▸ Dataset excerpt
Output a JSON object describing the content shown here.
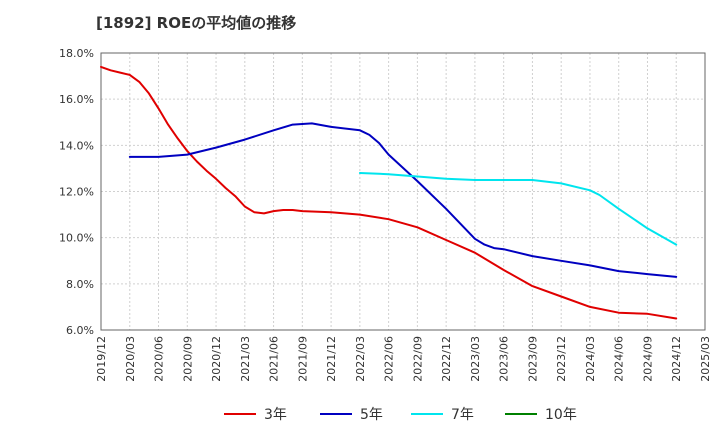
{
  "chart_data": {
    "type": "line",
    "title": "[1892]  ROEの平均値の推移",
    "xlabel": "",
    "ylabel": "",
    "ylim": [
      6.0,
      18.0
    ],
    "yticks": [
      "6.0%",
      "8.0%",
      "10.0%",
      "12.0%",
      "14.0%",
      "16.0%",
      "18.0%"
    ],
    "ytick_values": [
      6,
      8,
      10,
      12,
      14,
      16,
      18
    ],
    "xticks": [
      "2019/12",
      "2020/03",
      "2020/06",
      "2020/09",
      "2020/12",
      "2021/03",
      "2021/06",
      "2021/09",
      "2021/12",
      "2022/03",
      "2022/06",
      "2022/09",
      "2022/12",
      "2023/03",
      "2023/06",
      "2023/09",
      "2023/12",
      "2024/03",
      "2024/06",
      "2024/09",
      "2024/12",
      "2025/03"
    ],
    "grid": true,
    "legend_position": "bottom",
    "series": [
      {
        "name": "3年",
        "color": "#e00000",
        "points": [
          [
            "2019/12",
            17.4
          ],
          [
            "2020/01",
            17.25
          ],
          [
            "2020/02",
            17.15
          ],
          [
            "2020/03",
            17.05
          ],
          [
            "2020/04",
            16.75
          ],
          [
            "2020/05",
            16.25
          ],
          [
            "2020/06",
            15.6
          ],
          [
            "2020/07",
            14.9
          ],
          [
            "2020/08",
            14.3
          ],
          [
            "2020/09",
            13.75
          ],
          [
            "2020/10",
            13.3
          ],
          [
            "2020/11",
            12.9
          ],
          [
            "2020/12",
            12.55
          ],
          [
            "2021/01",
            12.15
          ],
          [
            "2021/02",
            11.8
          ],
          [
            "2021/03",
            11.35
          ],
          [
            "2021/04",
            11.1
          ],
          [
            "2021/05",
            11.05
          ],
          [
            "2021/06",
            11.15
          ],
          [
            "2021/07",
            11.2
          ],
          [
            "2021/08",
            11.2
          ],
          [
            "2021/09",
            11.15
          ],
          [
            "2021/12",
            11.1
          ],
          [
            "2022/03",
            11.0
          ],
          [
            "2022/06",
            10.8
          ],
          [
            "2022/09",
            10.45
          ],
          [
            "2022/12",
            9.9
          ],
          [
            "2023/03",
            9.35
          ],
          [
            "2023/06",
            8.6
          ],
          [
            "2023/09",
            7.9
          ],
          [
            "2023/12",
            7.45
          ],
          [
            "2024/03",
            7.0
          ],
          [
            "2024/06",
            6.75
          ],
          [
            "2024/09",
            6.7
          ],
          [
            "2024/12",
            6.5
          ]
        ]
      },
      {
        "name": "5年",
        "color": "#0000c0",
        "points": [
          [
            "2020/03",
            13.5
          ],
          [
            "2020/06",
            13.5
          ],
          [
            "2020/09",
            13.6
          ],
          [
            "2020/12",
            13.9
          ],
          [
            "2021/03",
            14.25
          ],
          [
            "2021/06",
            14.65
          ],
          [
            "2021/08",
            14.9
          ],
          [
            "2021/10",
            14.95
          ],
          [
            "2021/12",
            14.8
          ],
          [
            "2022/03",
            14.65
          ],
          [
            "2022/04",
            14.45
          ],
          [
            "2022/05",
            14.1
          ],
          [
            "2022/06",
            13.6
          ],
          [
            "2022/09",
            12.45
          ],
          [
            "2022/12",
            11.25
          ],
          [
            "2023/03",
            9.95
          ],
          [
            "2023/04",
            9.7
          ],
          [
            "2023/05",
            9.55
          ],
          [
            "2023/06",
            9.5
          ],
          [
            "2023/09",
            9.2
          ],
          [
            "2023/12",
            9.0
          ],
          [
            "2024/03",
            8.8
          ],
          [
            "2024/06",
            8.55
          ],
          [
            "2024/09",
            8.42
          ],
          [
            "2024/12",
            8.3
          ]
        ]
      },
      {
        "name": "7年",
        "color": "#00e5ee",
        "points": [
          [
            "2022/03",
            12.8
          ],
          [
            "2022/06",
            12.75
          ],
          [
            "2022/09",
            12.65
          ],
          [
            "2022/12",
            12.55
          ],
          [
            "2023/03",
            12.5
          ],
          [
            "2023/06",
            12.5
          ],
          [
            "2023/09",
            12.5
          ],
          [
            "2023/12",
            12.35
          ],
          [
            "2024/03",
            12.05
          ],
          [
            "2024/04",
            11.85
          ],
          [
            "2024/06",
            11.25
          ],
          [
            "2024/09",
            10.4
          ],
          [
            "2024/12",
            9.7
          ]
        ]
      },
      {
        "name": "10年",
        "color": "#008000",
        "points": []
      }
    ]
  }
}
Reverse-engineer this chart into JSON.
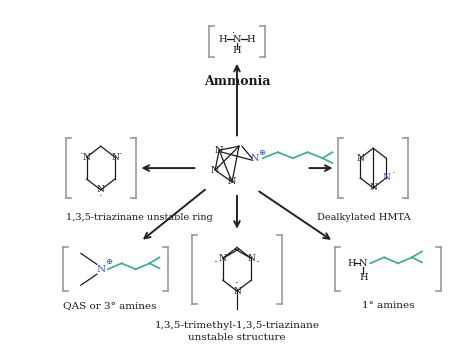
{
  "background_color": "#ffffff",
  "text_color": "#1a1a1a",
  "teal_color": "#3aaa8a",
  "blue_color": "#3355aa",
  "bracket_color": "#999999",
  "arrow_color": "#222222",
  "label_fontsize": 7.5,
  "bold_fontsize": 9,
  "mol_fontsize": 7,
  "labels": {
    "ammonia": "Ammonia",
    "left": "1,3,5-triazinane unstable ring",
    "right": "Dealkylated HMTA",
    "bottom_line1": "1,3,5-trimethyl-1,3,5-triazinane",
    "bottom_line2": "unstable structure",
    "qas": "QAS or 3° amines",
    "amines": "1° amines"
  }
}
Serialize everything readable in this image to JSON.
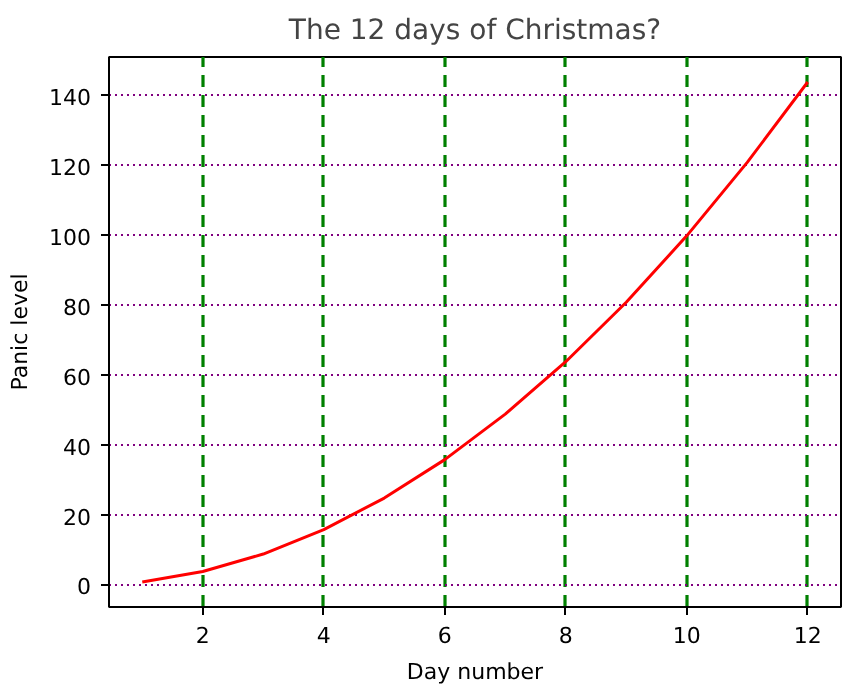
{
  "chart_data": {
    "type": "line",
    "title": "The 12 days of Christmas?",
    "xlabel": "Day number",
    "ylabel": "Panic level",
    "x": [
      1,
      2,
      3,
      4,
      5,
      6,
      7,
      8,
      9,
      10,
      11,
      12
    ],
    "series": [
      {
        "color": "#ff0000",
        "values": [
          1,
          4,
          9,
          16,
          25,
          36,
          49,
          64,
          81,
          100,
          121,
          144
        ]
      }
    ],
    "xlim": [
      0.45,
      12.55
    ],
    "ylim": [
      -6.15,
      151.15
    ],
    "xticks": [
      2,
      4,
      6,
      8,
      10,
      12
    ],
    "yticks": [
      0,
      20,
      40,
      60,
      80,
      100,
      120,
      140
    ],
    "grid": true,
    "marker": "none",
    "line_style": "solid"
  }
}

▸ Requirements
Extract only the lines from the one that contains "Reverse-engineer this chart into JSON." through the end of the records, inclusive, and omit every picture.

▸ Problem solution
Reverse-engineer this chart into JSON.
{
  "background_color": "#ffffff",
  "text_color": "#1a1a1a",
  "teal_color": "#3aaa8a",
  "blue_color": "#3355aa",
  "bracket_color": "#999999",
  "arrow_color": "#222222",
  "label_fontsize": 7.5,
  "bold_fontsize": 9,
  "mol_fontsize": 7,
  "labels": {
    "ammonia": "Ammonia",
    "left": "1,3,5-triazinane unstable ring",
    "right": "Dealkylated HMTA",
    "bottom_line1": "1,3,5-trimethyl-1,3,5-triazinane",
    "bottom_line2": "unstable structure",
    "qas": "QAS or 3° amines",
    "amines": "1° amines"
  }
}
Serialize everything readable in this image to JSON.
{
  "chart_data": {
    "type": "line",
    "title": "The 12 days of Christmas?",
    "xlabel": "Day number",
    "ylabel": "Panic level",
    "x": [
      1,
      2,
      3,
      4,
      5,
      6,
      7,
      8,
      9,
      10,
      11,
      12
    ],
    "series": [
      {
        "color": "#ff0000",
        "values": [
          1,
          4,
          9,
          16,
          25,
          36,
          49,
          64,
          81,
          100,
          121,
          144
        ]
      }
    ],
    "xlim": [
      0.45,
      12.55
    ],
    "ylim": [
      -6.15,
      151.15
    ],
    "xticks": [
      2,
      4,
      6,
      8,
      10,
      12
    ],
    "yticks": [
      0,
      20,
      40,
      60,
      80,
      100,
      120,
      140
    ],
    "grid": true,
    "marker": "none",
    "line_style": "solid"
  }
}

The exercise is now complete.